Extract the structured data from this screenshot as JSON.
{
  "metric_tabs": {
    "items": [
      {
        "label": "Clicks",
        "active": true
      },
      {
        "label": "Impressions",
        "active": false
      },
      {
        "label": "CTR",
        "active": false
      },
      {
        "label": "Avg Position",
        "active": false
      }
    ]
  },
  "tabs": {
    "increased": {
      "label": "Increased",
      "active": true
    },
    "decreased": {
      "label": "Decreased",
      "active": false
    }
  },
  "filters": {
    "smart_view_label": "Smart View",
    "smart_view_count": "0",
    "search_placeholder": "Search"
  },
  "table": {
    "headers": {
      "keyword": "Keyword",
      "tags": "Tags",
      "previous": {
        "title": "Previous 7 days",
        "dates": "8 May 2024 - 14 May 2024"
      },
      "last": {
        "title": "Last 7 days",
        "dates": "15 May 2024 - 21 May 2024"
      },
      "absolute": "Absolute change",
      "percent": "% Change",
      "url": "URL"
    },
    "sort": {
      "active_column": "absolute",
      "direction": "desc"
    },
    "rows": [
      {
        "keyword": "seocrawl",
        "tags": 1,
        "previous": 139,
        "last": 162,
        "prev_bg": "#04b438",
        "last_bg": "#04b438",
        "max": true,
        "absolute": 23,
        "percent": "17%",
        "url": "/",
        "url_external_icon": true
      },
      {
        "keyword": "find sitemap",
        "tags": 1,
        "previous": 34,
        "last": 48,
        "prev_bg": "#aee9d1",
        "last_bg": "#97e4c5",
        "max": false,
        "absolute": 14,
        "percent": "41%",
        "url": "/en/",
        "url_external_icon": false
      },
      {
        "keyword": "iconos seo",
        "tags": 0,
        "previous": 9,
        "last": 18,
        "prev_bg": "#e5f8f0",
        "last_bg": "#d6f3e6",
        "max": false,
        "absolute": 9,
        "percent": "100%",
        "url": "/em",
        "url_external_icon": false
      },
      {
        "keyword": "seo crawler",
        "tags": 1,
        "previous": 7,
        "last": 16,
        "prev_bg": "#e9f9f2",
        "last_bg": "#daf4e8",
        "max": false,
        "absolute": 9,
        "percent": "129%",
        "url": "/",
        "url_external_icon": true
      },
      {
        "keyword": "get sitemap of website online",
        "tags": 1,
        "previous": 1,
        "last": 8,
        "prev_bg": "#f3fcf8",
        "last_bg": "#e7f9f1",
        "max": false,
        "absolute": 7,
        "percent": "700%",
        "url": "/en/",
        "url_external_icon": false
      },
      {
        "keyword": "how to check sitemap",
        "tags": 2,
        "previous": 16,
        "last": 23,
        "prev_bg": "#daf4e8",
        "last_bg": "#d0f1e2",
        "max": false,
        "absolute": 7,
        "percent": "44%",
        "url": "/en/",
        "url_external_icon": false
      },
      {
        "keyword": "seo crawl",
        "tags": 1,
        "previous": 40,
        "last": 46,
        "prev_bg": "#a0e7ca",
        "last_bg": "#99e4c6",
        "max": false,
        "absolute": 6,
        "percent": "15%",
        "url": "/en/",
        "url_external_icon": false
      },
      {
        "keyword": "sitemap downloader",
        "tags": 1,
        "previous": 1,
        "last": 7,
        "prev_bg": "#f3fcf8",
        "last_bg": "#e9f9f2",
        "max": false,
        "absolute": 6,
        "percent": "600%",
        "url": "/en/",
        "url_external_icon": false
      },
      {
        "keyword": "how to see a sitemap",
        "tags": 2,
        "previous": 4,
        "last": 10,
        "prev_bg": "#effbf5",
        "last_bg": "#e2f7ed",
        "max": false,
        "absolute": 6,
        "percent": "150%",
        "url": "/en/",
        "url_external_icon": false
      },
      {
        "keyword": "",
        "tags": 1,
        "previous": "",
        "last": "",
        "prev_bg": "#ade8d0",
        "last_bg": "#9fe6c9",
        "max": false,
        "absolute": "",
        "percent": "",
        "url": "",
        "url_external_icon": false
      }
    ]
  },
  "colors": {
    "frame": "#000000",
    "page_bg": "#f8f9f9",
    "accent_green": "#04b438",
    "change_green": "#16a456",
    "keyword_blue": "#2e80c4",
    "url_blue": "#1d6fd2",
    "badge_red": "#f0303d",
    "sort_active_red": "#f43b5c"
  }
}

* * *

[Exercise description] Return what is listed above, exactly and completely.

[The response]
Extract the structured data from this screenshot as JSON.
{
  "metric_tabs": {
    "items": [
      {
        "label": "Clicks",
        "active": true
      },
      {
        "label": "Impressions",
        "active": false
      },
      {
        "label": "CTR",
        "active": false
      },
      {
        "label": "Avg Position",
        "active": false
      }
    ]
  },
  "tabs": {
    "increased": {
      "label": "Increased",
      "active": true
    },
    "decreased": {
      "label": "Decreased",
      "active": false
    }
  },
  "filters": {
    "smart_view_label": "Smart View",
    "smart_view_count": "0",
    "search_placeholder": "Search"
  },
  "table": {
    "headers": {
      "keyword": "Keyword",
      "tags": "Tags",
      "previous": {
        "title": "Previous 7 days",
        "dates": "8 May 2024 - 14 May 2024"
      },
      "last": {
        "title": "Last 7 days",
        "dates": "15 May 2024 - 21 May 2024"
      },
      "absolute": "Absolute change",
      "percent": "% Change",
      "url": "URL"
    },
    "sort": {
      "active_column": "absolute",
      "direction": "desc"
    },
    "rows": [
      {
        "keyword": "seocrawl",
        "tags": 1,
        "previous": 139,
        "last": 162,
        "prev_bg": "#04b438",
        "last_bg": "#04b438",
        "max": true,
        "absolute": 23,
        "percent": "17%",
        "url": "/",
        "url_external_icon": true
      },
      {
        "keyword": "find sitemap",
        "tags": 1,
        "previous": 34,
        "last": 48,
        "prev_bg": "#aee9d1",
        "last_bg": "#97e4c5",
        "max": false,
        "absolute": 14,
        "percent": "41%",
        "url": "/en/",
        "url_external_icon": false
      },
      {
        "keyword": "iconos seo",
        "tags": 0,
        "previous": 9,
        "last": 18,
        "prev_bg": "#e5f8f0",
        "last_bg": "#d6f3e6",
        "max": false,
        "absolute": 9,
        "percent": "100%",
        "url": "/em",
        "url_external_icon": false
      },
      {
        "keyword": "seo crawler",
        "tags": 1,
        "previous": 7,
        "last": 16,
        "prev_bg": "#e9f9f2",
        "last_bg": "#daf4e8",
        "max": false,
        "absolute": 9,
        "percent": "129%",
        "url": "/",
        "url_external_icon": true
      },
      {
        "keyword": "get sitemap of website online",
        "tags": 1,
        "previous": 1,
        "last": 8,
        "prev_bg": "#f3fcf8",
        "last_bg": "#e7f9f1",
        "max": false,
        "absolute": 7,
        "percent": "700%",
        "url": "/en/",
        "url_external_icon": false
      },
      {
        "keyword": "how to check sitemap",
        "tags": 2,
        "previous": 16,
        "last": 23,
        "prev_bg": "#daf4e8",
        "last_bg": "#d0f1e2",
        "max": false,
        "absolute": 7,
        "percent": "44%",
        "url": "/en/",
        "url_external_icon": false
      },
      {
        "keyword": "seo crawl",
        "tags": 1,
        "previous": 40,
        "last": 46,
        "prev_bg": "#a0e7ca",
        "last_bg": "#99e4c6",
        "max": false,
        "absolute": 6,
        "percent": "15%",
        "url": "/en/",
        "url_external_icon": false
      },
      {
        "keyword": "sitemap downloader",
        "tags": 1,
        "previous": 1,
        "last": 7,
        "prev_bg": "#f3fcf8",
        "last_bg": "#e9f9f2",
        "max": false,
        "absolute": 6,
        "percent": "600%",
        "url": "/en/",
        "url_external_icon": false
      },
      {
        "keyword": "how to see a sitemap",
        "tags": 2,
        "previous": 4,
        "last": 10,
        "prev_bg": "#effbf5",
        "last_bg": "#e2f7ed",
        "max": false,
        "absolute": 6,
        "percent": "150%",
        "url": "/en/",
        "url_external_icon": false
      },
      {
        "keyword": "",
        "tags": 1,
        "previous": "",
        "last": "",
        "prev_bg": "#ade8d0",
        "last_bg": "#9fe6c9",
        "max": false,
        "absolute": "",
        "percent": "",
        "url": "",
        "url_external_icon": false
      }
    ]
  },
  "colors": {
    "frame": "#000000",
    "page_bg": "#f8f9f9",
    "accent_green": "#04b438",
    "change_green": "#16a456",
    "keyword_blue": "#2e80c4",
    "url_blue": "#1d6fd2",
    "badge_red": "#f0303d",
    "sort_active_red": "#f43b5c"
  }
}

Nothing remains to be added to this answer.